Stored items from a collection
_ _ _ _
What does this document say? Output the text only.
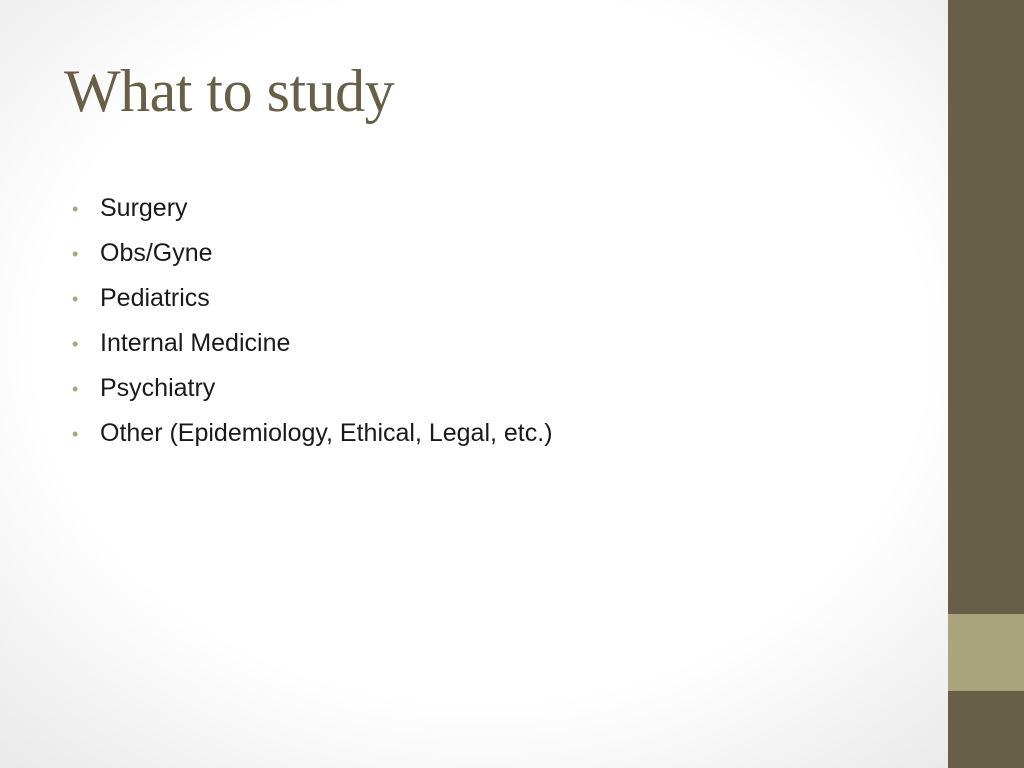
What to study
• Surgery
• Obs/Gyne
• Pediatrics
• Internal Medicine
• Psychiatry
• Other (Epidemiology, Ethical, Legal, etc.)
_ _ _ _
* What the task requires: Leave the pictures out and print the records above exactly as they stand.

* Response to this exercise:
What does this document say? Output the text only.
What to study
• Surgery
• Obs/Gyne
• Pediatrics
• Internal Medicine
• Psychiatry
• Other (Epidemiology, Ethical, Legal, etc.)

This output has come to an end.